(Stored entries)
....

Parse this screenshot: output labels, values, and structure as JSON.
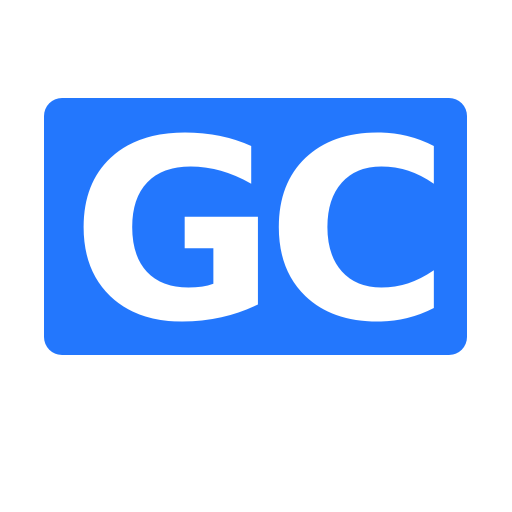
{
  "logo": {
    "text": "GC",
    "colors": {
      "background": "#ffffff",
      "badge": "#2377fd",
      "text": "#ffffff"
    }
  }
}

....

*Required task*. Give every line back word for word and leave the pictures out.

*Correct response*.
Parse this screenshot: output labels, values, and structure as JSON.
{
  "logo": {
    "text": "GC",
    "colors": {
      "background": "#ffffff",
      "badge": "#2377fd",
      "text": "#ffffff"
    }
  }
}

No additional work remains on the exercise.